======== GIVEN RECORDS

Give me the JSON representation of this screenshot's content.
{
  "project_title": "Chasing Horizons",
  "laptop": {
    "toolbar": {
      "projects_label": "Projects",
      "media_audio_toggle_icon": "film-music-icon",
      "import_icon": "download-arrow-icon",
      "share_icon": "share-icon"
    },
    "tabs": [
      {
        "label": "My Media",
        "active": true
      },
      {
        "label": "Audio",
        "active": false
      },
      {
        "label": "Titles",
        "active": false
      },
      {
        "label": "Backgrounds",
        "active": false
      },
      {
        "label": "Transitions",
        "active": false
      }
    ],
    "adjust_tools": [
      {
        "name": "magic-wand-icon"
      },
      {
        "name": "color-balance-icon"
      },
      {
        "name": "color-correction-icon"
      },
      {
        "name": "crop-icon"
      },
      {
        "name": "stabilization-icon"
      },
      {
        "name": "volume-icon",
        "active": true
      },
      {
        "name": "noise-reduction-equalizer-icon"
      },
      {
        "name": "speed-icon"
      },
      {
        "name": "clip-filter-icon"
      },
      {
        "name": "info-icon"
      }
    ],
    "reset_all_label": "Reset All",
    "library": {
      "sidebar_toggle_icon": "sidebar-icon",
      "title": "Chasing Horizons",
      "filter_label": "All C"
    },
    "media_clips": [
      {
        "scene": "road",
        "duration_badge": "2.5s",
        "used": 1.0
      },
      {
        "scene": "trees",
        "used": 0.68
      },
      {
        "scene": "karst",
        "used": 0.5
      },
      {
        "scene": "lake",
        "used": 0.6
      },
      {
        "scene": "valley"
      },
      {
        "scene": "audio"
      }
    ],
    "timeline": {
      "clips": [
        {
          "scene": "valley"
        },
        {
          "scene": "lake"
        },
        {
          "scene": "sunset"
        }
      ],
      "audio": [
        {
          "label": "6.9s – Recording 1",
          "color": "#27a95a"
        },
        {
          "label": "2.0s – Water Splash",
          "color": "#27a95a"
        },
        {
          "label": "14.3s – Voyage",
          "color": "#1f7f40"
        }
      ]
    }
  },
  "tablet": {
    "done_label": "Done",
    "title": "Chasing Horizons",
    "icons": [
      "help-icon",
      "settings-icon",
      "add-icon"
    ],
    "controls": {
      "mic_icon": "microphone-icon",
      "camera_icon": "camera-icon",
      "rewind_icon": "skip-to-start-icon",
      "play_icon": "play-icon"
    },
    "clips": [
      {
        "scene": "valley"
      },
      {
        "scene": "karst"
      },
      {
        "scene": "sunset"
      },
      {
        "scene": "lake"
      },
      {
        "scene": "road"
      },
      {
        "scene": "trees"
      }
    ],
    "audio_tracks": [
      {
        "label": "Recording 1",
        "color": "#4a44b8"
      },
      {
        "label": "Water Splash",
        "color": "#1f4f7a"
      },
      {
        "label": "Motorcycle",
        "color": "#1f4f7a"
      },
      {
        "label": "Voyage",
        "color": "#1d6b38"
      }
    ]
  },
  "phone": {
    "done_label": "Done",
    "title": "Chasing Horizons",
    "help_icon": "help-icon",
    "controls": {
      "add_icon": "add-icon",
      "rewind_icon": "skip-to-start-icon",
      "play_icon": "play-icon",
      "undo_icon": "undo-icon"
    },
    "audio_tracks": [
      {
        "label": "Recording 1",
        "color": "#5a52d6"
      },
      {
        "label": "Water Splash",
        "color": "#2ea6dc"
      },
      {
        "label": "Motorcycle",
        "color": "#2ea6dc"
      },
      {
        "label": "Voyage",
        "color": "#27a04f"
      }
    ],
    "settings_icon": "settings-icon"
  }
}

================

__TASK OBJECTIVE__
Reproduce each entry word for word.

__ANSWER FOR THIS EXERCISE__
Give me the JSON representation of this screenshot's content.
{
  "project_title": "Chasing Horizons",
  "laptop": {
    "toolbar": {
      "projects_label": "Projects",
      "media_audio_toggle_icon": "film-music-icon",
      "import_icon": "download-arrow-icon",
      "share_icon": "share-icon"
    },
    "tabs": [
      {
        "label": "My Media",
        "active": true
      },
      {
        "label": "Audio",
        "active": false
      },
      {
        "label": "Titles",
        "active": false
      },
      {
        "label": "Backgrounds",
        "active": false
      },
      {
        "label": "Transitions",
        "active": false
      }
    ],
    "adjust_tools": [
      {
        "name": "magic-wand-icon"
      },
      {
        "name": "color-balance-icon"
      },
      {
        "name": "color-correction-icon"
      },
      {
        "name": "crop-icon"
      },
      {
        "name": "stabilization-icon"
      },
      {
        "name": "volume-icon",
        "active": true
      },
      {
        "name": "noise-reduction-equalizer-icon"
      },
      {
        "name": "speed-icon"
      },
      {
        "name": "clip-filter-icon"
      },
      {
        "name": "info-icon"
      }
    ],
    "reset_all_label": "Reset All",
    "library": {
      "sidebar_toggle_icon": "sidebar-icon",
      "title": "Chasing Horizons",
      "filter_label": "All C"
    },
    "media_clips": [
      {
        "scene": "road",
        "duration_badge": "2.5s",
        "used": 1.0
      },
      {
        "scene": "trees",
        "used": 0.68
      },
      {
        "scene": "karst",
        "used": 0.5
      },
      {
        "scene": "lake",
        "used": 0.6
      },
      {
        "scene": "valley"
      },
      {
        "scene": "audio"
      }
    ],
    "timeline": {
      "clips": [
        {
          "scene": "valley"
        },
        {
          "scene": "lake"
        },
        {
          "scene": "sunset"
        }
      ],
      "audio": [
        {
          "label": "6.9s – Recording 1",
          "color": "#27a95a"
        },
        {
          "label": "2.0s – Water Splash",
          "color": "#27a95a"
        },
        {
          "label": "14.3s – Voyage",
          "color": "#1f7f40"
        }
      ]
    }
  },
  "tablet": {
    "done_label": "Done",
    "title": "Chasing Horizons",
    "icons": [
      "help-icon",
      "settings-icon",
      "add-icon"
    ],
    "controls": {
      "mic_icon": "microphone-icon",
      "camera_icon": "camera-icon",
      "rewind_icon": "skip-to-start-icon",
      "play_icon": "play-icon"
    },
    "clips": [
      {
        "scene": "valley"
      },
      {
        "scene": "karst"
      },
      {
        "scene": "sunset"
      },
      {
        "scene": "lake"
      },
      {
        "scene": "road"
      },
      {
        "scene": "trees"
      }
    ],
    "audio_tracks": [
      {
        "label": "Recording 1",
        "color": "#4a44b8"
      },
      {
        "label": "Water Splash",
        "color": "#1f4f7a"
      },
      {
        "label": "Motorcycle",
        "color": "#1f4f7a"
      },
      {
        "label": "Voyage",
        "color": "#1d6b38"
      }
    ]
  },
  "phone": {
    "done_label": "Done",
    "title": "Chasing Horizons",
    "help_icon": "help-icon",
    "controls": {
      "add_icon": "add-icon",
      "rewind_icon": "skip-to-start-icon",
      "play_icon": "play-icon",
      "undo_icon": "undo-icon"
    },
    "audio_tracks": [
      {
        "label": "Recording 1",
        "color": "#5a52d6"
      },
      {
        "label": "Water Splash",
        "color": "#2ea6dc"
      },
      {
        "label": "Motorcycle",
        "color": "#2ea6dc"
      },
      {
        "label": "Voyage",
        "color": "#27a04f"
      }
    ],
    "settings_icon": "settings-icon"
  }
}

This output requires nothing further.